_MATERIAL:_

——

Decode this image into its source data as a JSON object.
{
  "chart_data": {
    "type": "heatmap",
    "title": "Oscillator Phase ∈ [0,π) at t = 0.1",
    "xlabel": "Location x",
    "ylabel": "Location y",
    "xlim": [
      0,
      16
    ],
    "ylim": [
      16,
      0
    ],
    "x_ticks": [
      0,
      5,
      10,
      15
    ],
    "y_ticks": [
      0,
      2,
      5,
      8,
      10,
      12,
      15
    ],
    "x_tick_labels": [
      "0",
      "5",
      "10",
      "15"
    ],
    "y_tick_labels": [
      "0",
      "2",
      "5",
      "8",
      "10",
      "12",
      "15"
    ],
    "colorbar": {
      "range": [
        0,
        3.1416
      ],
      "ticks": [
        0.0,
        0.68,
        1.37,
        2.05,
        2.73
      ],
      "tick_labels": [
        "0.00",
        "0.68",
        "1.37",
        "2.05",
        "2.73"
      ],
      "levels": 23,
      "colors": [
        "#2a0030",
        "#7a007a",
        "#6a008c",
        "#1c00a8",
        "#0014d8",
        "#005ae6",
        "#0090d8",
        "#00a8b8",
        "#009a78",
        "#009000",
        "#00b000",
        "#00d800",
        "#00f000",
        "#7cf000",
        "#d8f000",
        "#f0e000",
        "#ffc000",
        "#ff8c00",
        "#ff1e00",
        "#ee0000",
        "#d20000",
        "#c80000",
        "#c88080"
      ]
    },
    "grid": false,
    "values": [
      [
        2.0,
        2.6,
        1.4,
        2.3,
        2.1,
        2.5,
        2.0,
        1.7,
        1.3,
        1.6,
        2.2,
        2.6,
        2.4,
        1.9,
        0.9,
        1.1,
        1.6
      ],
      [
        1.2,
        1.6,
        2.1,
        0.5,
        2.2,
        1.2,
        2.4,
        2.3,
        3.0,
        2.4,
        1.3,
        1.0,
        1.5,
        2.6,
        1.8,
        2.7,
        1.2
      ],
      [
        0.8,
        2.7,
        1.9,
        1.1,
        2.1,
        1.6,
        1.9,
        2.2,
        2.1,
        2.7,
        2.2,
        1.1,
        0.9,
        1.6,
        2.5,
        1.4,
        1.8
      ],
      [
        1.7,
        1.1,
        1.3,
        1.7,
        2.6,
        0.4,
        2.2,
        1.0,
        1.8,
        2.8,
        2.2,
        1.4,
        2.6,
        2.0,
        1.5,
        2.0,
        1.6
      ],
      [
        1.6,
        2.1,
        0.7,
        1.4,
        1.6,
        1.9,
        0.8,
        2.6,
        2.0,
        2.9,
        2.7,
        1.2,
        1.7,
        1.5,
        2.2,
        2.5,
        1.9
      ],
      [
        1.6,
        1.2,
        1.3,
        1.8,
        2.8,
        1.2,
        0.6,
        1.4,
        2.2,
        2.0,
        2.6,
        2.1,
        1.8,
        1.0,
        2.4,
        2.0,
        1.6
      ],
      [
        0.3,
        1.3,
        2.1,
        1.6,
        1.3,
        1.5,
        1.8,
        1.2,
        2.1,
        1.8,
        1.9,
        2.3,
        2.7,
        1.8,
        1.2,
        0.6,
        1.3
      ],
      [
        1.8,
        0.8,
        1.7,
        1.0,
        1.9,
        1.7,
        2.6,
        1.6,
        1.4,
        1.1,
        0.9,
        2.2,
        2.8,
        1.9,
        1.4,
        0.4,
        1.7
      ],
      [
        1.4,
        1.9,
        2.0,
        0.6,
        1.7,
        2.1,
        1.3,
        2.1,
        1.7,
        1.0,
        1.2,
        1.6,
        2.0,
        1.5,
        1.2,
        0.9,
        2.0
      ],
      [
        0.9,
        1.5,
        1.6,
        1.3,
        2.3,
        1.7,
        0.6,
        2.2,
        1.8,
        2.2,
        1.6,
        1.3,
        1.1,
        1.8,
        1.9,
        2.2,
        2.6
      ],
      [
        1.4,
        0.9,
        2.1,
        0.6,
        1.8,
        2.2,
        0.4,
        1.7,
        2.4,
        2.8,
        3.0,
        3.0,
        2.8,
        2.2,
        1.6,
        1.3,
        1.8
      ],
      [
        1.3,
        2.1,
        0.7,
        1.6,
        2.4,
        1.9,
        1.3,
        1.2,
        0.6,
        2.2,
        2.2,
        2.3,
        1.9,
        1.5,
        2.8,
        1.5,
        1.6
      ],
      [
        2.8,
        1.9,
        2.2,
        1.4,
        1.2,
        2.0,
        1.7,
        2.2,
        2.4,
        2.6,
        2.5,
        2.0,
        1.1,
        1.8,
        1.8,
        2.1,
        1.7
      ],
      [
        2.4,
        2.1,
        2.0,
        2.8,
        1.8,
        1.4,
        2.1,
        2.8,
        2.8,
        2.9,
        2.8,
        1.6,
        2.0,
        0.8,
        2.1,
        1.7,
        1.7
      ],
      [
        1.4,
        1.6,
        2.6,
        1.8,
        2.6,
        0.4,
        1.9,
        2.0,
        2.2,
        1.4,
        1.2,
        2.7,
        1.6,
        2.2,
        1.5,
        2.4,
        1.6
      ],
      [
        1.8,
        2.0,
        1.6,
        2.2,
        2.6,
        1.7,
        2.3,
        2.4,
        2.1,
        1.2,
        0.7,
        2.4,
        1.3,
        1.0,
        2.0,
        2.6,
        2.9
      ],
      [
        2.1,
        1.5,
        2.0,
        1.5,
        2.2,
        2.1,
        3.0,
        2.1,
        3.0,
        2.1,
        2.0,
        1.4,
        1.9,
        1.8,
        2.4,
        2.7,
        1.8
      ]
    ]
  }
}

——

_WHAT NEEDS TO BE DONE:_ In the material above, find each line that contains the word "Location", and select it.

_SOLUTION:_
    "xlabel": "Location x",
    "ylabel": "Location y",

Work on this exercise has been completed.